*Given problem*
Check each line of the entries below for the string "level"; copy every line where it appears.

*Dataset rows*
+++

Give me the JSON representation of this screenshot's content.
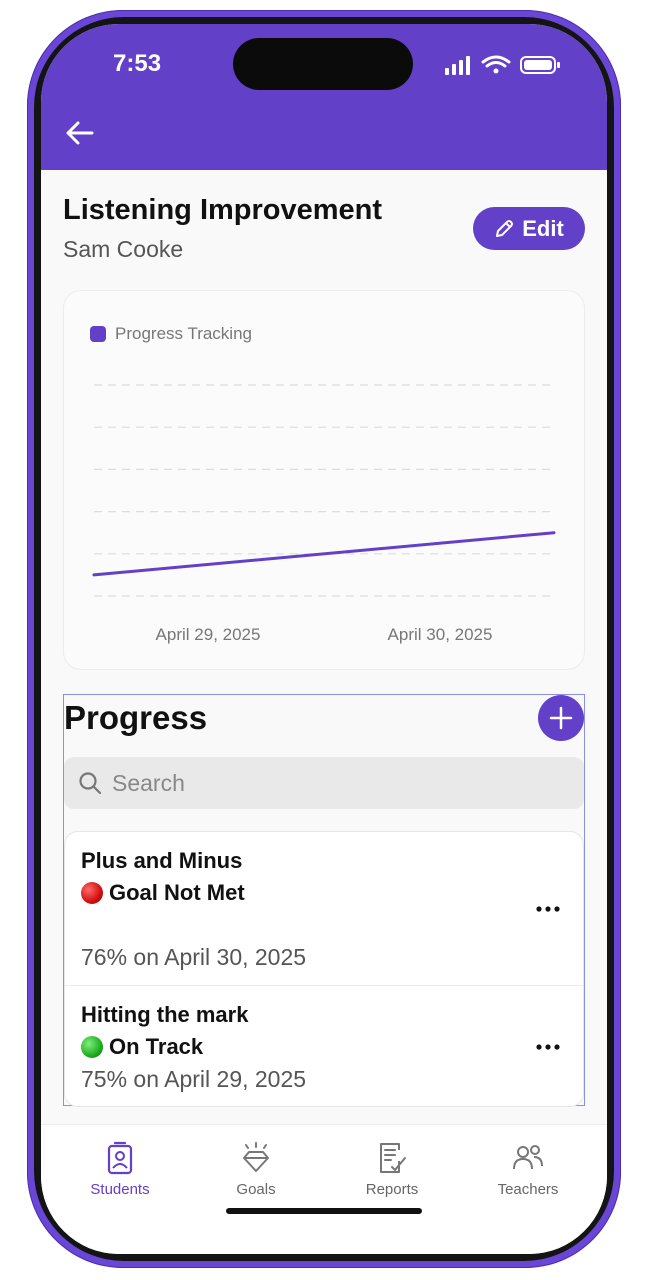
{
  "status_bar": {
    "time": "7:53"
  },
  "header": {
    "back_icon": "arrow-left-icon"
  },
  "goal": {
    "title": "Listening Improvement",
    "student": "Sam Cooke",
    "edit_label": "Edit"
  },
  "chart_data": {
    "type": "line",
    "legend": "Progress Tracking",
    "x": [
      "April 29, 2025",
      "April 30, 2025"
    ],
    "series": [
      {
        "name": "Progress Tracking",
        "values": [
          75,
          76
        ]
      }
    ],
    "grid": true,
    "legend_position": "top-left",
    "color": "#6340c8"
  },
  "progress": {
    "heading": "Progress",
    "search_placeholder": "Search",
    "items": [
      {
        "title": "Plus and Minus",
        "status": "Goal Not Met",
        "status_color": "red",
        "meta": "76% on April 30, 2025"
      },
      {
        "title": "Hitting the mark",
        "status": "On Track",
        "status_color": "green",
        "meta": "75% on April 29, 2025"
      }
    ]
  },
  "tabs": [
    {
      "label": "Students",
      "icon": "student-badge-icon",
      "active": true
    },
    {
      "label": "Goals",
      "icon": "diamond-icon",
      "active": false
    },
    {
      "label": "Reports",
      "icon": "report-icon",
      "active": false
    },
    {
      "label": "Teachers",
      "icon": "people-icon",
      "active": false
    }
  ],
  "colors": {
    "accent": "#6340c8",
    "frame": "#6a46d6"
  }
}
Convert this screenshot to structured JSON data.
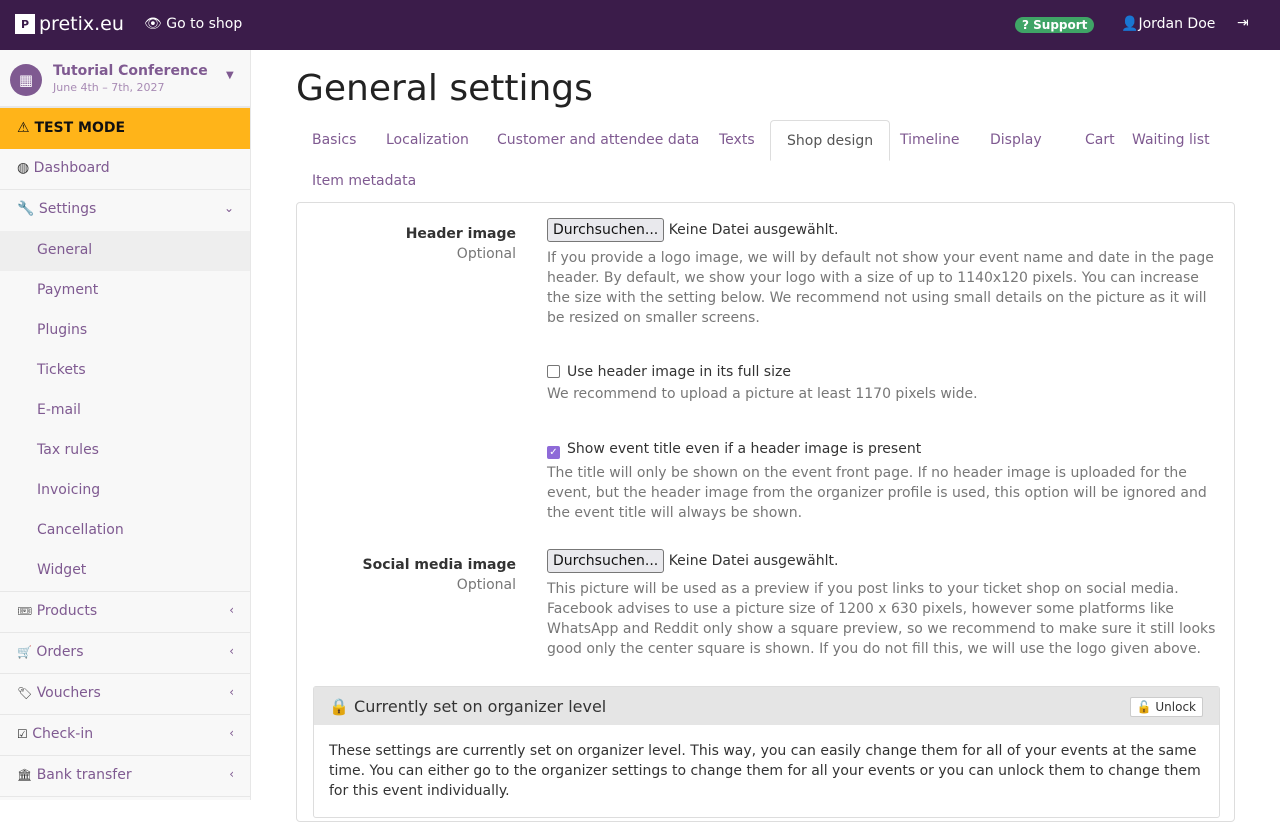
{
  "topbar": {
    "brand": "pretix.eu",
    "go_to_shop": "Go to shop",
    "support": "Support",
    "user": "Jordan Doe"
  },
  "event": {
    "name": "Tutorial Conference",
    "date": "June 4th – 7th, 2027"
  },
  "test_mode": "TEST MODE",
  "sidebar": {
    "dashboard": "Dashboard",
    "settings": "Settings",
    "settings_items": [
      "General",
      "Payment",
      "Plugins",
      "Tickets",
      "E-mail",
      "Tax rules",
      "Invoicing",
      "Cancellation",
      "Widget"
    ],
    "bottom": [
      {
        "label": "Products",
        "icon": "ticket"
      },
      {
        "label": "Orders",
        "icon": "cart"
      },
      {
        "label": "Vouchers",
        "icon": "tags"
      },
      {
        "label": "Check-in",
        "icon": "check-square"
      },
      {
        "label": "Bank transfer",
        "icon": "bank"
      }
    ]
  },
  "page": {
    "title": "General settings"
  },
  "tabs": [
    "Basics",
    "Localization",
    "Customer and attendee data",
    "Texts",
    "Shop design",
    "Timeline",
    "Display",
    "Cart",
    "Waiting list",
    "Item metadata"
  ],
  "active_tab": "Shop design",
  "form": {
    "header_image": {
      "label": "Header image",
      "optional": "Optional",
      "button": "Durchsuchen...",
      "file": "Keine Datei ausgewählt.",
      "help": "If you provide a logo image, we will by default not show your event name and date in the page header. By default, we show your logo with a size of up to 1140x120 pixels. You can increase the size with the setting below. We recommend not using small details on the picture as it will be resized on smaller screens."
    },
    "full_size": {
      "label": "Use header image in its full size",
      "checked": false,
      "help": "We recommend to upload a picture at least 1170 pixels wide."
    },
    "show_title": {
      "label": "Show event title even if a header image is present",
      "checked": true,
      "help": "The title will only be shown on the event front page. If no header image is uploaded for the event, but the header image from the organizer profile is used, this option will be ignored and the event title will always be shown."
    },
    "social_image": {
      "label": "Social media image",
      "optional": "Optional",
      "button": "Durchsuchen...",
      "file": "Keine Datei ausgewählt.",
      "help": "This picture will be used as a preview if you post links to your ticket shop on social media. Facebook advises to use a picture size of 1200 x 630 pixels, however some platforms like WhatsApp and Reddit only show a square preview, so we recommend to make sure it still looks good only the center square is shown. If you do not fill this, we will use the logo given above."
    }
  },
  "organizer_lock": {
    "title": "Currently set on organizer level",
    "unlock": "Unlock",
    "text": "These settings are currently set on organizer level. This way, you can easily change them for all of your events at the same time. You can either go to the organizer settings to change them for all your events or you can unlock them to change them for this event individually."
  }
}
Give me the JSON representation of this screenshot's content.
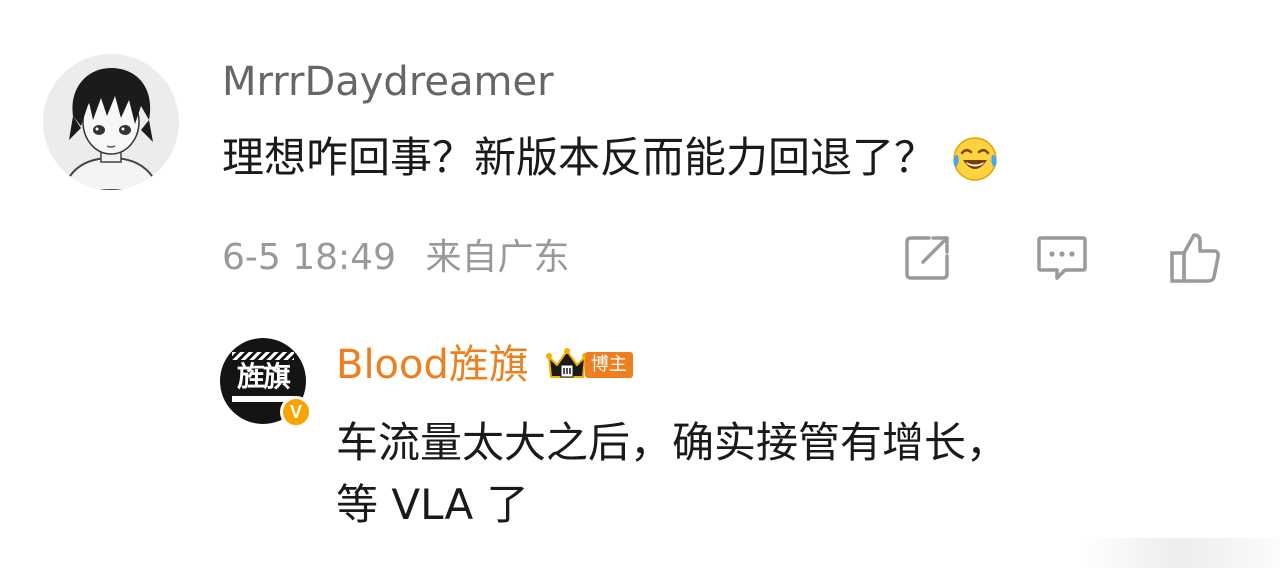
{
  "comment": {
    "username": "MrrrDaydreamer",
    "text": "理想咋回事？新版本反而能力回退了？",
    "emoji_icon": "laughing-crying-emoji-icon",
    "date": "6-5 18:49",
    "location": "来自广东",
    "actions": [
      "share-icon",
      "comment-icon",
      "like-icon"
    ]
  },
  "reply": {
    "username": "Blood旌旗",
    "badge_label": "博主",
    "avatar_logo_text": "旌旗",
    "verified_badge": "V",
    "text_line1": "车流量太大之后，确实接管有增长，",
    "text_line2": "等 VLA 了"
  },
  "colors": {
    "username_gray": "#666666",
    "meta_gray": "#999999",
    "accent_orange": "#ee7f1e",
    "verified_gold": "#f7a400",
    "text": "#1a1a1a"
  }
}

+++

*Answer in full*
    "title": "Currently set on organizer level",
    "text": "These settings are currently set on organizer level. This way, you can easily change them for all of your events at the same time. You can either go to the organizer settings to change them for all your events or you can unlock them to change them for this event individually."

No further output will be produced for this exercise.